■ **Problem requirements**:
Extract every line that contains the word "маркировкой".

[Stored items]
* begin *
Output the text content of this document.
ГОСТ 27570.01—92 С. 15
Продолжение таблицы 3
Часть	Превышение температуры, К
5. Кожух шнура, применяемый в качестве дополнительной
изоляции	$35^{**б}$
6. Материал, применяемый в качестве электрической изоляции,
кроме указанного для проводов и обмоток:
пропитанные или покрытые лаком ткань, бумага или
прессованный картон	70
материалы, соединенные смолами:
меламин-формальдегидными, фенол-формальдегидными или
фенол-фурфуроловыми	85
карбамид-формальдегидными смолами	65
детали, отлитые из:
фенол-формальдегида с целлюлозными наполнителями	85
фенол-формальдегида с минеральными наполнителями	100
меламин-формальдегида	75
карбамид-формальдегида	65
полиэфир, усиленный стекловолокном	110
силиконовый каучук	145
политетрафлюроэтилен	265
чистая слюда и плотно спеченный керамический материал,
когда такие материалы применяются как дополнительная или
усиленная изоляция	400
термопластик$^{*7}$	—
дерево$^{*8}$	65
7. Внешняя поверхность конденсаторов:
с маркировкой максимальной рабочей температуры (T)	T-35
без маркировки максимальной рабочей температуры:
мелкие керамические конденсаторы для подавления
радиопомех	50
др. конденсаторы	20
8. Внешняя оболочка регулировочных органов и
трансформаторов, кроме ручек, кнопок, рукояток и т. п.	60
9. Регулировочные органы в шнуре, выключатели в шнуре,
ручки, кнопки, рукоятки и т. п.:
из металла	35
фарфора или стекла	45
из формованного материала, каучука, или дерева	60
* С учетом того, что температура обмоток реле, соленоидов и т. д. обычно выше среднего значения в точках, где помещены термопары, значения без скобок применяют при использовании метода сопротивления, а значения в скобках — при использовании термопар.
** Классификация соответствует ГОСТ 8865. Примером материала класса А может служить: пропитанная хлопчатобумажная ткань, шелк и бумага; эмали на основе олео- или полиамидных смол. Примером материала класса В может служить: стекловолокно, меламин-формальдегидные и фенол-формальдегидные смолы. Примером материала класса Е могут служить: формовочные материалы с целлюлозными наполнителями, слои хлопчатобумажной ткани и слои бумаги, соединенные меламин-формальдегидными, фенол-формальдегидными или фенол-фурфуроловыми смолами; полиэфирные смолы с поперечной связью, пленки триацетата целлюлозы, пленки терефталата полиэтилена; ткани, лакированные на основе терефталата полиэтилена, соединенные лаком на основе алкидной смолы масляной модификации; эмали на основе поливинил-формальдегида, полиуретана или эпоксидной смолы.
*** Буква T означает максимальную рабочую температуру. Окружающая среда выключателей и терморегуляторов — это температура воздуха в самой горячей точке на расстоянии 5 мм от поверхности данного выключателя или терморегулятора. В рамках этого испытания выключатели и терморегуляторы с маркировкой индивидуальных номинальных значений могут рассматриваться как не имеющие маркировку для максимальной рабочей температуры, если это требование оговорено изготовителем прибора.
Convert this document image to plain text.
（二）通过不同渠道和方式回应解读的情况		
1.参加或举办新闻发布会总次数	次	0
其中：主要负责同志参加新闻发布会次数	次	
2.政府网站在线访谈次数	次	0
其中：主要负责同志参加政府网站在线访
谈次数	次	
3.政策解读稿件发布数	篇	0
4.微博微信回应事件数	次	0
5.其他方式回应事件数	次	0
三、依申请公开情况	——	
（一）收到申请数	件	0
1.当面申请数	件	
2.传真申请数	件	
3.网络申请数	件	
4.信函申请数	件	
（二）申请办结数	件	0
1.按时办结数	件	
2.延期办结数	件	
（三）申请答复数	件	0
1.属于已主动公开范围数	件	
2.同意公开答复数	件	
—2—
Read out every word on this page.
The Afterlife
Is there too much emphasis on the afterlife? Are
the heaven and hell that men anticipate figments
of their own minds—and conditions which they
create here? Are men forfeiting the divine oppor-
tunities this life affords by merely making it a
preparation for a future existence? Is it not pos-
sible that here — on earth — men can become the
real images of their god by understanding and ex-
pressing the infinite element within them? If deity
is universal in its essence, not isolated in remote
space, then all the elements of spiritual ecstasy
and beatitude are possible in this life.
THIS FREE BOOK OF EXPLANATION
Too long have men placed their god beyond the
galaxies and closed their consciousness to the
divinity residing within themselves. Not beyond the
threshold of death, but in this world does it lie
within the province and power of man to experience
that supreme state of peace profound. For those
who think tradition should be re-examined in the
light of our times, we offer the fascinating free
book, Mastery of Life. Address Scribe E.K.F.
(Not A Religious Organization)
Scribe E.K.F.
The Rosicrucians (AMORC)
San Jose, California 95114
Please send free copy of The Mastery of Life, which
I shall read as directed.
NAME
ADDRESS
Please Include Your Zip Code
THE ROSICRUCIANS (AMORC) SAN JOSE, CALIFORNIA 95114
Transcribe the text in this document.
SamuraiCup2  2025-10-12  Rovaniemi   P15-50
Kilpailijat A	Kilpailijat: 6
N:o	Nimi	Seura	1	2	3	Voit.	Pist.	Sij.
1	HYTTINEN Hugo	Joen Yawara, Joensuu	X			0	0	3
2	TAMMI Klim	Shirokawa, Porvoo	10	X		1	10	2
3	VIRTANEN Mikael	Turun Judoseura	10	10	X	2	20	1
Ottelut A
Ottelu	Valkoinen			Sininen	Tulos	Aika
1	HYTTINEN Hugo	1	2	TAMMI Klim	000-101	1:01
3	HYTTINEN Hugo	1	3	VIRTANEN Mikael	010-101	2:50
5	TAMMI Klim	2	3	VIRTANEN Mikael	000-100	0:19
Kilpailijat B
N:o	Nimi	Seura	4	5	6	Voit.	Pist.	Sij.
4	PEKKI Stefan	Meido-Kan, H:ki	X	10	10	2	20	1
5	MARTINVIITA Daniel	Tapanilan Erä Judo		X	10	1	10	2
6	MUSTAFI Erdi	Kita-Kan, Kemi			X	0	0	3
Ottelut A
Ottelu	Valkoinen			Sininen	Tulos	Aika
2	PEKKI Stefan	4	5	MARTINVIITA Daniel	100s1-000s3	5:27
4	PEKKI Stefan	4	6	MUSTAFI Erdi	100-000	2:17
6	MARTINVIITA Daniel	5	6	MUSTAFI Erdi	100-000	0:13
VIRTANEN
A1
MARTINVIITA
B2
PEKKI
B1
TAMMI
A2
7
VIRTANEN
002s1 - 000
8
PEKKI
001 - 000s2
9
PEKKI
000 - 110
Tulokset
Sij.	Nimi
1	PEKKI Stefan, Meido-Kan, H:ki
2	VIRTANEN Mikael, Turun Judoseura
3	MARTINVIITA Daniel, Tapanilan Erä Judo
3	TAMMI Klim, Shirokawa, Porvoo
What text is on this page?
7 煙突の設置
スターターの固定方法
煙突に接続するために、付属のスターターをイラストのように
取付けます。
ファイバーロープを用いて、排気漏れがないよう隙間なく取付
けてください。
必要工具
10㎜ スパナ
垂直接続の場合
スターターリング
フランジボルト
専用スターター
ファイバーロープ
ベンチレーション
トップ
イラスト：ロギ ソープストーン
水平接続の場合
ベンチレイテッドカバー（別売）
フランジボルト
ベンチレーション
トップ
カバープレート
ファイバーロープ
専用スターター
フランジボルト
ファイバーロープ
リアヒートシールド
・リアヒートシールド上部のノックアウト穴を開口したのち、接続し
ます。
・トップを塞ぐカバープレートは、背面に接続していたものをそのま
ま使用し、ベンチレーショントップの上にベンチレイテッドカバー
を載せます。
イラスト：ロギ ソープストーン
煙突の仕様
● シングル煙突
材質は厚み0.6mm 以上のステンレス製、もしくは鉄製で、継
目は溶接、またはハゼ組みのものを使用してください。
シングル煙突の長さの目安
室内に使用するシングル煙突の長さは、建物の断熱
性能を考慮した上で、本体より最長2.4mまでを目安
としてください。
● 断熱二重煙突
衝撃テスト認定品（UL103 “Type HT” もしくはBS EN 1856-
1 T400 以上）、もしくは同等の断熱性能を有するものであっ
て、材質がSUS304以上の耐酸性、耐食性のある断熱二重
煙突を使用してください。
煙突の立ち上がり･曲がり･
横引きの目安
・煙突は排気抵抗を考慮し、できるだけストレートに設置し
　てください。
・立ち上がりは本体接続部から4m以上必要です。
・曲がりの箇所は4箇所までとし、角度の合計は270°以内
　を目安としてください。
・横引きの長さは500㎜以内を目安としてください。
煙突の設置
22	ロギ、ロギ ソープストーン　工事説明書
* end *
■ **Answer**:
с маркировкой максимальной рабочей температуры (T)	T-35
*** Буква T означает максимальную рабочую температуру. Окружающая среда выключателей и терморегуляторов — это температура воздуха в самой горячей точке на расстоянии 5 мм от поверхности данного выключателя или терморегулятора. В рамках этого испытания выключатели и терморегуляторы с маркировкой индивидуальных номинальных значений могут рассматриваться как не имеющие маркировку для максимальной рабочей температуры, если это требование оговорено изготовителем прибора.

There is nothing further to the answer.